§ Document text
◆ ◆ ◆ ◆ ◆ ◆ ◆

Integration dependency patching targets [project].dependencies in pyproject.toml. It tolerates normal TOML formatting differences such as inline or multi-line arrays, but it does not patch dependency groups or tool-specific dependency lists.

check Architecture

polepos check is the lifecycle contract validator. It keeps project diagnostics separate from project mutation: it reads generated files and reports drift, but it does not patch files, install packages, connect to databases, or start external services.

Implementation lives in:

pole_position/cli/services/project_checker.py

The command handler lives in:

pole_position/cli/commands/check.py

Current check layers:

  • core checks: project identity, generated structure, Alembic config, and managed markers
  • lifecycle checks: added module files, exports, router wiring, model wiring, and generated tests
  • integration checks: Kafka, RabbitMQ, and LLM files, dependencies, settings keys, and env keys

Core-only behavior is available through check_core_project() for internal callers that need the foundation without lifecycle or integration checks. The public check_project() path runs the full current contract.

◆ ◆ ◆ ◆ ◆ ◆ ◆

§ Dataset
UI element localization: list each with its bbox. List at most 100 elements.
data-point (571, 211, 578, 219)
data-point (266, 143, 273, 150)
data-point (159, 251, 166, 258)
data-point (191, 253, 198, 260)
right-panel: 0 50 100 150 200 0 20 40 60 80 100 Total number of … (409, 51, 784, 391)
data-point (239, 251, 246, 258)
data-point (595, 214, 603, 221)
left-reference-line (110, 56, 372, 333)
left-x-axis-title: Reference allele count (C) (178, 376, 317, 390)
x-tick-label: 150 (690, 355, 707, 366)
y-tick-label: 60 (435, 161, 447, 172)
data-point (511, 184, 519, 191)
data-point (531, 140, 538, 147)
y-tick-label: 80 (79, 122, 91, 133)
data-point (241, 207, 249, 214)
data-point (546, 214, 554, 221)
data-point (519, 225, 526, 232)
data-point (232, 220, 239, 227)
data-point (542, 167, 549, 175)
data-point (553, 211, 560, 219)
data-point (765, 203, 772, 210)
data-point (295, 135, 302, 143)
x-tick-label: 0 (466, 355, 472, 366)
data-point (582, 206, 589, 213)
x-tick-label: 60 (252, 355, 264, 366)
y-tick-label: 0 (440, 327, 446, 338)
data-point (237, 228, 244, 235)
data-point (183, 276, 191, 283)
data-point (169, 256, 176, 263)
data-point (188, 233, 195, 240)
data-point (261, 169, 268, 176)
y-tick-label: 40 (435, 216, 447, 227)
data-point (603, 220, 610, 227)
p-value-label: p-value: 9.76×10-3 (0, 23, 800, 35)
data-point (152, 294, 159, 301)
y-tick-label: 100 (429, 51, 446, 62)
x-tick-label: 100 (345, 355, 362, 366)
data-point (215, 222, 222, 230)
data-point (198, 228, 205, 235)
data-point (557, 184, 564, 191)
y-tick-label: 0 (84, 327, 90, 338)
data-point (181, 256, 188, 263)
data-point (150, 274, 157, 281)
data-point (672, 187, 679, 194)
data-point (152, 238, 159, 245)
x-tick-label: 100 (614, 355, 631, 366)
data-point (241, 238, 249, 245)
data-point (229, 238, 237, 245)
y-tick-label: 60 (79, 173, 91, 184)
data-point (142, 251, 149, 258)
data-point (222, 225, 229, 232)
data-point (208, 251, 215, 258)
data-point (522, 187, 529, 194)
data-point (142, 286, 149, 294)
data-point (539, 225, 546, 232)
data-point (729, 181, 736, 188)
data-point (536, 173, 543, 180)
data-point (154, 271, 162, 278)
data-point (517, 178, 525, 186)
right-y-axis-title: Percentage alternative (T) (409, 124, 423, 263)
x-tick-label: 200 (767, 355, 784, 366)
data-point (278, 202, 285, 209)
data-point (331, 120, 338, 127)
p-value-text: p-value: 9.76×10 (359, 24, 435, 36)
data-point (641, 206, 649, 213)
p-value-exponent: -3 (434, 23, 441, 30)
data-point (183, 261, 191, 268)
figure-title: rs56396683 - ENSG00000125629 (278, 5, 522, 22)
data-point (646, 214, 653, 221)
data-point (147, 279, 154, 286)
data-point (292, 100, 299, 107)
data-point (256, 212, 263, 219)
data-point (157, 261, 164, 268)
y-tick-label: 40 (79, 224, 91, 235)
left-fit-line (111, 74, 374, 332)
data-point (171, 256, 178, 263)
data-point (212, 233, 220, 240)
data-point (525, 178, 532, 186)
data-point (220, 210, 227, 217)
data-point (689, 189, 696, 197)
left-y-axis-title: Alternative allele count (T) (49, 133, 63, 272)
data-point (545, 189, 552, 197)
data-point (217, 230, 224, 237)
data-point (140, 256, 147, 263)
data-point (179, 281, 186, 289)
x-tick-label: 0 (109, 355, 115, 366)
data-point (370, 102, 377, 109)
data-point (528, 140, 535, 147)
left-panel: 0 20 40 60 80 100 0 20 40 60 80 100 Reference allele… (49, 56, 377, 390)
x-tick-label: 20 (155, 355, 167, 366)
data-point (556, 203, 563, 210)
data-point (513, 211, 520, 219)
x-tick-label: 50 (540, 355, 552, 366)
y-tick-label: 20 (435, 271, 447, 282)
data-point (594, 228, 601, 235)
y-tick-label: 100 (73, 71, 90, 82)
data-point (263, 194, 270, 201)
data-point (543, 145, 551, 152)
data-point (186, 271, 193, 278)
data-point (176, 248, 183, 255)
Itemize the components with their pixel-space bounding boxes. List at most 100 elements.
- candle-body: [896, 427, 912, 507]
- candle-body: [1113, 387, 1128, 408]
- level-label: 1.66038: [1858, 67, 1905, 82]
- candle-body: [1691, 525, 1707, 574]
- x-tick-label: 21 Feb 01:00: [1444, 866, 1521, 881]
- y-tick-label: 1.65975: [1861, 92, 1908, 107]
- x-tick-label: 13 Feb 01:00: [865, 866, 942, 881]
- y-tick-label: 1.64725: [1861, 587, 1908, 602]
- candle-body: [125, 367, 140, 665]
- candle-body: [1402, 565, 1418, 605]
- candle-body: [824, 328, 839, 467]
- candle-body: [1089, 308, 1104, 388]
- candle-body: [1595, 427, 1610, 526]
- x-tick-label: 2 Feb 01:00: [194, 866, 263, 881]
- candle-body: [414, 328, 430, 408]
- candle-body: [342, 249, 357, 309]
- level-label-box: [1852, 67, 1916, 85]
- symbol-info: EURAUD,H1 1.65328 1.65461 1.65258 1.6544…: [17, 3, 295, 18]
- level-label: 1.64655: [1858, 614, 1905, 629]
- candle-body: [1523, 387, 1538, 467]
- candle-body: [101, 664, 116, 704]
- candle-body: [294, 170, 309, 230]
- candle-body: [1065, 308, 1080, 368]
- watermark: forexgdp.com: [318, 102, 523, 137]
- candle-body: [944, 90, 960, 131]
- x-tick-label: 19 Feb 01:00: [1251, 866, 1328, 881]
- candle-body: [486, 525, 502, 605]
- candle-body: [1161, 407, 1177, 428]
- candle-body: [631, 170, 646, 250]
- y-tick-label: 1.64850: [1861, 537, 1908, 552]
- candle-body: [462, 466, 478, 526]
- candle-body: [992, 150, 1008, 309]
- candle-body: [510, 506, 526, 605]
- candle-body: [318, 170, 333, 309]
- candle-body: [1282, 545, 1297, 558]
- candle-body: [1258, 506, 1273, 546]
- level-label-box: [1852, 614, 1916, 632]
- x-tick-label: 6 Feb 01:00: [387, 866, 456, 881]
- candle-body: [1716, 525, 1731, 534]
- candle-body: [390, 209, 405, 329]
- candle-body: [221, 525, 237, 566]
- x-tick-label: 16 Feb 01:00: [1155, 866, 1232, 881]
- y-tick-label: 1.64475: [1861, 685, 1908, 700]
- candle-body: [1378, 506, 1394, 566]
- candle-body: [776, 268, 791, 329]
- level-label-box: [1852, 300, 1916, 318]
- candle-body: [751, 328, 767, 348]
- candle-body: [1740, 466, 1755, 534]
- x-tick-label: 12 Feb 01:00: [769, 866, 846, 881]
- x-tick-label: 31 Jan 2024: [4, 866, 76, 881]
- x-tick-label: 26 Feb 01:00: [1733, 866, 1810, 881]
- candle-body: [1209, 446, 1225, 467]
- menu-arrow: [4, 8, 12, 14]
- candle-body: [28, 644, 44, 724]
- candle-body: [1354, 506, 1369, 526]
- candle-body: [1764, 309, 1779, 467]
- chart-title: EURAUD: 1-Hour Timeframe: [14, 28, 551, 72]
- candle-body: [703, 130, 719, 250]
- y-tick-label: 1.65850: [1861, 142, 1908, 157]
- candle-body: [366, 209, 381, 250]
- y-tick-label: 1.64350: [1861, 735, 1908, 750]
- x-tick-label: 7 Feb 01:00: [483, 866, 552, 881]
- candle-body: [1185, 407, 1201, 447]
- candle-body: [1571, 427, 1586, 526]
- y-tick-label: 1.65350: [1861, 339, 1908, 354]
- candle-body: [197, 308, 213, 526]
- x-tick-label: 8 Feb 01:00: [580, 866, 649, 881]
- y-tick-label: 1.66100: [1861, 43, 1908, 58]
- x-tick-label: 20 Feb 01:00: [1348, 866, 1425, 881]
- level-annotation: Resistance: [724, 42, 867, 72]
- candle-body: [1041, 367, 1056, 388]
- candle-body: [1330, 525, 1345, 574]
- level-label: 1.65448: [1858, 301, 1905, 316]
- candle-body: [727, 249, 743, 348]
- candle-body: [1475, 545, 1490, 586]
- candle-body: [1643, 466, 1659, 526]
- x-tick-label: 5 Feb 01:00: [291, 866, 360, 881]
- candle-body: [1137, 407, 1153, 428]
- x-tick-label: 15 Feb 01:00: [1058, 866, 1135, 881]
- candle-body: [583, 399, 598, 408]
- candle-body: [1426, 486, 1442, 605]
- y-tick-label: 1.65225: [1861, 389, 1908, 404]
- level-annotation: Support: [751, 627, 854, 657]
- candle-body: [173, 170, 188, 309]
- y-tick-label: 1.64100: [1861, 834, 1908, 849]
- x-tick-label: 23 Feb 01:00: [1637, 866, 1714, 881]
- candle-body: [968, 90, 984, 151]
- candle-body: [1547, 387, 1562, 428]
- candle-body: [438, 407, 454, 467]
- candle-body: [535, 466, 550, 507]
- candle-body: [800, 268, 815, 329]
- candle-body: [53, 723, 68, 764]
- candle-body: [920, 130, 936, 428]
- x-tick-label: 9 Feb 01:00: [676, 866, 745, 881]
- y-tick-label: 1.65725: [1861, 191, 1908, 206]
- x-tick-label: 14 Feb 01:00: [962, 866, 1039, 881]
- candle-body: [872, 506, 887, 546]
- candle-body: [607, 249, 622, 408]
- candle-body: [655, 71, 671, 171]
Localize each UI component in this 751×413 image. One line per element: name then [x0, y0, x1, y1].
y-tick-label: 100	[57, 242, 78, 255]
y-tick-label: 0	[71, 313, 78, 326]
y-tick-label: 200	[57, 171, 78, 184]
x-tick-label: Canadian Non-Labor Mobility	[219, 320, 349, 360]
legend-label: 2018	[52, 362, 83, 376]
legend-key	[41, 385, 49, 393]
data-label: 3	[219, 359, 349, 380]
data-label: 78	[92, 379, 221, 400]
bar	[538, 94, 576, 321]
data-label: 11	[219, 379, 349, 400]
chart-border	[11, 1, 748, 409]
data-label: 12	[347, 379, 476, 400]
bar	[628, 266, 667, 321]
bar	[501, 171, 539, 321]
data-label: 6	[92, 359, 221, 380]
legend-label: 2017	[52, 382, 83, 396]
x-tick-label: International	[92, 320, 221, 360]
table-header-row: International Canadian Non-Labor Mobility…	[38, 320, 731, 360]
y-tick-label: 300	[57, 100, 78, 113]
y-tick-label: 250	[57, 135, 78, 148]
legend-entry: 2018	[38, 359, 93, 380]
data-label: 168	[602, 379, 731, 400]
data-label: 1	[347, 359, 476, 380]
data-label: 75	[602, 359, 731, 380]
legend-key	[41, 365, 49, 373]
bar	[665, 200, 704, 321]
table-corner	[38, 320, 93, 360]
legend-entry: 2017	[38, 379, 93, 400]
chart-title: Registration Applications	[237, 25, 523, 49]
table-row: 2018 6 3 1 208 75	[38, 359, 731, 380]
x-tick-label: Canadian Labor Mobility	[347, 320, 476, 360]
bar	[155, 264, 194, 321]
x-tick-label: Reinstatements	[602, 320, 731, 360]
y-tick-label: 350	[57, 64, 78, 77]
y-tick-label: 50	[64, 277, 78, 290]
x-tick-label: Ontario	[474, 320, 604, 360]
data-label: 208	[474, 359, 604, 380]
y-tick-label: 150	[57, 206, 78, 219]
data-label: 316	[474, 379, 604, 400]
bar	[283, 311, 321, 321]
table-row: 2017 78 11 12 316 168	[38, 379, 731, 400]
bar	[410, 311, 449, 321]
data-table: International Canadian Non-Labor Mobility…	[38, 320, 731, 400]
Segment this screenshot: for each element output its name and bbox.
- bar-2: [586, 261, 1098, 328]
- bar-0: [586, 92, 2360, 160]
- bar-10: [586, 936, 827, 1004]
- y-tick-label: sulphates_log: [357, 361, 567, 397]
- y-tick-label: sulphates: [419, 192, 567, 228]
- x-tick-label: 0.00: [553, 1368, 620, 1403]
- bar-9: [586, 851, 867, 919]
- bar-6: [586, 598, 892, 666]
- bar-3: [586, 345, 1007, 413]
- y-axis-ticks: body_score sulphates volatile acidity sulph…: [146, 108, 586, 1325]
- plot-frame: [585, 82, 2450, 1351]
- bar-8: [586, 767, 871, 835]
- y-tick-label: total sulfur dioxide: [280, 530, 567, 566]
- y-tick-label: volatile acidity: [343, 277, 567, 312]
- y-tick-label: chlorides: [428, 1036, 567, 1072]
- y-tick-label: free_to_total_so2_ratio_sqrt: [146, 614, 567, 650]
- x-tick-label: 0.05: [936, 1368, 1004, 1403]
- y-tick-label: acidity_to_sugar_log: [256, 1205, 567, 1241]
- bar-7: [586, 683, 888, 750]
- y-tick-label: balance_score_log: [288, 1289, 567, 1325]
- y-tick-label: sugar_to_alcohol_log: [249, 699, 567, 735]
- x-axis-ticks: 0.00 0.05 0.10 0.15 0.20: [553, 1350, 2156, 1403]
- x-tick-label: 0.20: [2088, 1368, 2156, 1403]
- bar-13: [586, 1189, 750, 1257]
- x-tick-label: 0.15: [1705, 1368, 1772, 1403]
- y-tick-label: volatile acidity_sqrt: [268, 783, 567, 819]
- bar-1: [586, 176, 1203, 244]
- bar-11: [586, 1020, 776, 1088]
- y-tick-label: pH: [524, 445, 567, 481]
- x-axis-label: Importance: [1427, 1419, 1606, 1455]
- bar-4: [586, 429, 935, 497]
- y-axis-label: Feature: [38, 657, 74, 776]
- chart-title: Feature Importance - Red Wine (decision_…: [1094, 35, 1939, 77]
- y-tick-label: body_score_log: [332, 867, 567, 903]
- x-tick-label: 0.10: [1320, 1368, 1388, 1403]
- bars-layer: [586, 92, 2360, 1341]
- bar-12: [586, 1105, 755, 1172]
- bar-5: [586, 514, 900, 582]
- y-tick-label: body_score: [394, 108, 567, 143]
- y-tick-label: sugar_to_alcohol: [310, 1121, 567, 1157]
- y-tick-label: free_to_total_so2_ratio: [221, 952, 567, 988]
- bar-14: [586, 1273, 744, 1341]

◆ ◆ ◆ ◆ ◆ ◆ ◆

§ Activity list
A - Based on the polepos check documentation, explain in one to three sentences why check_core_project() is provided in addition to check_project().
B - Write the next part of the polepos check architecture notes, picking up after their final sentence.

§ Expected outputs
A - check_core_project() serves internal callers that need the foundational checks without the lifecycle or integration checks. The public check_project() path runs the full current contract.

B -
For the detailed user guide and agent-facing contract, see:

docs/project-checks.md

Managed Block Contract

add module depends on marker comments in generated files.

Current managed markers include:

  • # polepos:router-imports
  • # polepos:router-includes
  • # polepos:model-imports
  • # polepos:module-exports
  • # polepos:auth-settings
  • # polepos:auth-env
  • # polepos:integration-settings
  • # polepos:integration-env
  • # polepos:llm-settings
  • # polepos:llm-env

These markers define PolePosition-managed regions.

Meaning:

  • PolePosition may insert generated lines before these markers
  • users may add surrounding code and comments
  • users should not remove these markers unless they intend to manage those files manually

The most important managed files are:

  • src/<package>/api/router.py
  • src/<package>/db/models.py
  • src/<package>/modules/__init__.py
  • src/<package>/settings.py
  • .env.example

If these markers are removed or rearranged incorrectly, polepos add module or polepos add integration ... may fail or stop updating the file automatically.

Database Lifecycle

PolePosition is migration-first.

Generated projects include:

  • Alembic
  • SQLAlchemy
  • db/models.py as the import aggregation point

This means:

  • schema changes should go through Alembic
  • app startup should not recreate schema ad hoc
  • new database-backed modules must be wired into db/models.py

The main lifecycle is:

polepos start
-> edit models
-> polepos db revision -m "..."
-> polepos db upgrade

Authentication Boundary

Generated projects now include a JWT-based authentication foundation.

The important separation is:

  • authentication: who is calling?
  • authorization: what can this user access?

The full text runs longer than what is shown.